_Selected excerpt_
----
Monday, January 22, 2018

The strange beauty of Estonian folktales (Following folktales around the world 55. - Estonia)

Today I continue the blog series titled Following folktales around the world! If you would like to know what the series is all about, you can find the introduction post here. You can find all posts under the Following Folktales label, or you can follow the series on Facebook!


Az aranyfonó lányok
Észt népmesék
Bereczki Gábor
Európa Könyvkiadó, 1968.

Once again, a volume from the Hungarian "Tales of Nations" series - and probably one of my instant favorites. It contains thirty-five tales, many of which I completely fell in love with at first read. They have been selected from various Estonian folktale collections by the editor, making sure that they represented narratives and motifs that are typically Estonian, rather than just versions of generally well-known tale types. He had a lot to pick from: According to the detailed Afterword, Estonian folklore archives hold almost one hundred thousand folktales (at least they did in the 1960s). I also learned that most of the famous storytellers were male, while most famous singers of the epic stories were female. I would definitely love to read more from those archives.
----
Element and region data:
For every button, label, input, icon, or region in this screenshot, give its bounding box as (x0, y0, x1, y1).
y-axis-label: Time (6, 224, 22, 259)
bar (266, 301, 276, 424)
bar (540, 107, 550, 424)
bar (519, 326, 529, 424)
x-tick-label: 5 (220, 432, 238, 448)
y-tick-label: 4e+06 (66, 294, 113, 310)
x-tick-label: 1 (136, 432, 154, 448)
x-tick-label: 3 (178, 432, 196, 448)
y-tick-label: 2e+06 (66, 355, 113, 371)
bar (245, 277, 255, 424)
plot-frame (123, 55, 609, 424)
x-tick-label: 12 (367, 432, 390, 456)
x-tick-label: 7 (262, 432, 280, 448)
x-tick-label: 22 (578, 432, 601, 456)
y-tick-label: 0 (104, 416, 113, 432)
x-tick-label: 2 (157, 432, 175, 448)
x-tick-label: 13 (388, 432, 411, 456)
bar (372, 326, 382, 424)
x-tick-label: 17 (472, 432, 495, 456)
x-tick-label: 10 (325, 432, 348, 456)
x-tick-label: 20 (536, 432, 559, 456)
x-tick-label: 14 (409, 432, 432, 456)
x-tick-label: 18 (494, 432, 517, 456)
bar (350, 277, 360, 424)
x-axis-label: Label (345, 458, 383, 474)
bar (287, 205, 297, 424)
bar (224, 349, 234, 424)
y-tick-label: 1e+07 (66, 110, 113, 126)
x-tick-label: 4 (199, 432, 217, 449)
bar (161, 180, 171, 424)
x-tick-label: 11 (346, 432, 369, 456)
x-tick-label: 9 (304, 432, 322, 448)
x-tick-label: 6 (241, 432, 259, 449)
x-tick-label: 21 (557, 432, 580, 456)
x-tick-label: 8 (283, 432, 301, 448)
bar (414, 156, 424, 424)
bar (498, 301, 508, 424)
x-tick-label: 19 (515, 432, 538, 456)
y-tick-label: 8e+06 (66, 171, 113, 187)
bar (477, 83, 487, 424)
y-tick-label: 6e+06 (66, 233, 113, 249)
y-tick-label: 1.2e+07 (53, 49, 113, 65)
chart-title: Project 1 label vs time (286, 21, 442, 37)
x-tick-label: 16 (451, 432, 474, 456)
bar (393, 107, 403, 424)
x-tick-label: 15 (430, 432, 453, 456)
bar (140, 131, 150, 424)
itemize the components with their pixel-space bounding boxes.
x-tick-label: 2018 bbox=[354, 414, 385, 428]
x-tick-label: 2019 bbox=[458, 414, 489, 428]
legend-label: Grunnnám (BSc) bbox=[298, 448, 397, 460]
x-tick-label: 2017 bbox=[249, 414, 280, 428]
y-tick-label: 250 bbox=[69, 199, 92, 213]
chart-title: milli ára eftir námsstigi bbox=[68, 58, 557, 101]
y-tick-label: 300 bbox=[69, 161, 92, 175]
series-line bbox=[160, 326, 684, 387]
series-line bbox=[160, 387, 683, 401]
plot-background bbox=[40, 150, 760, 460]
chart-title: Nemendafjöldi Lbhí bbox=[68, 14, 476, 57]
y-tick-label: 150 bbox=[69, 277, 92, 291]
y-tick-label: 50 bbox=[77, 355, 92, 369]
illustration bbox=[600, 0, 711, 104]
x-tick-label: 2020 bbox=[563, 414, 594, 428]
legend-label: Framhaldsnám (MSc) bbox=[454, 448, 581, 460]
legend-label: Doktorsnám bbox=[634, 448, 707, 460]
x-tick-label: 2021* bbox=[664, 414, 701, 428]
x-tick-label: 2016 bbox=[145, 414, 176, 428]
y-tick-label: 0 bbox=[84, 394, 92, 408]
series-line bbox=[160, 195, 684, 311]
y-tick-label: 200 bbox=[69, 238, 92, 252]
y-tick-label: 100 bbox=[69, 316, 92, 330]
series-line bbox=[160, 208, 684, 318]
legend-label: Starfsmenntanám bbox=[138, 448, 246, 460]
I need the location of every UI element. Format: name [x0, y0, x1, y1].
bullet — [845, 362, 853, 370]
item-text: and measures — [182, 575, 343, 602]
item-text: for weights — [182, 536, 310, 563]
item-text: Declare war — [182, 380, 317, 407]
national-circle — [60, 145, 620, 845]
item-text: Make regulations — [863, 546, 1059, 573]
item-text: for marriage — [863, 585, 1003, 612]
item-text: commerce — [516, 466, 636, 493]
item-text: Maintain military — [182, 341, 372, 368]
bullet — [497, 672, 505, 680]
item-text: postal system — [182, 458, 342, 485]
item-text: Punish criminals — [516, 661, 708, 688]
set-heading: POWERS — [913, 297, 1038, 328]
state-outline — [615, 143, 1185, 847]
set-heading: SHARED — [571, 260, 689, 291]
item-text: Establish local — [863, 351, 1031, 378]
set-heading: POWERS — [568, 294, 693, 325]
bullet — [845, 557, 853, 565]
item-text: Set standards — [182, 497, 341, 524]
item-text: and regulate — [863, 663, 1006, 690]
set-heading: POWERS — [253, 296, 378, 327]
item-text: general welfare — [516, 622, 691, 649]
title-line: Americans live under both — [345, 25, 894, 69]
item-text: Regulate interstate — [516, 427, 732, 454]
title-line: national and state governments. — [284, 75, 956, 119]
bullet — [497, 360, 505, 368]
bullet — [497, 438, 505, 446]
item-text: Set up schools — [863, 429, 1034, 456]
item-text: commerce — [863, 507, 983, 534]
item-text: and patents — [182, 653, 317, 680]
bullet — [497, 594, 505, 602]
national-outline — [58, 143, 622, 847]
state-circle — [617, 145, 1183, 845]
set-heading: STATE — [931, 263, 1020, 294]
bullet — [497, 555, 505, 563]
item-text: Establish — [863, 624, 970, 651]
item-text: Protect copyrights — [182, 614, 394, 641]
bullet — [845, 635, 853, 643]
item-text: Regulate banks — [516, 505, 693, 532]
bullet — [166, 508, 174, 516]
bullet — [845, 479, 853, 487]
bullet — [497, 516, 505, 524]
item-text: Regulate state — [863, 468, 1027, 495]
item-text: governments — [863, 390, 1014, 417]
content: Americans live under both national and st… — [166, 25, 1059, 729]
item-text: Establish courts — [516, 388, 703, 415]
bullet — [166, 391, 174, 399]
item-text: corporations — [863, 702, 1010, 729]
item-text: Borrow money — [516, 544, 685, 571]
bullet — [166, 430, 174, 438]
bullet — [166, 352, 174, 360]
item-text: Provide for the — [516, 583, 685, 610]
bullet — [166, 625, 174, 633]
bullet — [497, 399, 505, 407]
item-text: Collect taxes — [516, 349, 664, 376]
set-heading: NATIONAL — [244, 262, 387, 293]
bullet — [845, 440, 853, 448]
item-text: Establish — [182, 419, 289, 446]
----
_Objective_
Summarize the blog post on Estonian folktales in two sentences.

_Output for this exercise_
The post, part of the Following folktales around the world series, discusses a 1968 volume of thirty-five Estonian folktales from the Hungarian "Tales of Nations" series, which the editor selected to represent typically Estonian narratives and motifs rather than versions of well-known tale types. According to the volume's Afterword, Estonian folklore archives held almost one hundred thousand folktales, at least in the 1960s, and most famous storytellers were male while most famous singers of epic stories were female.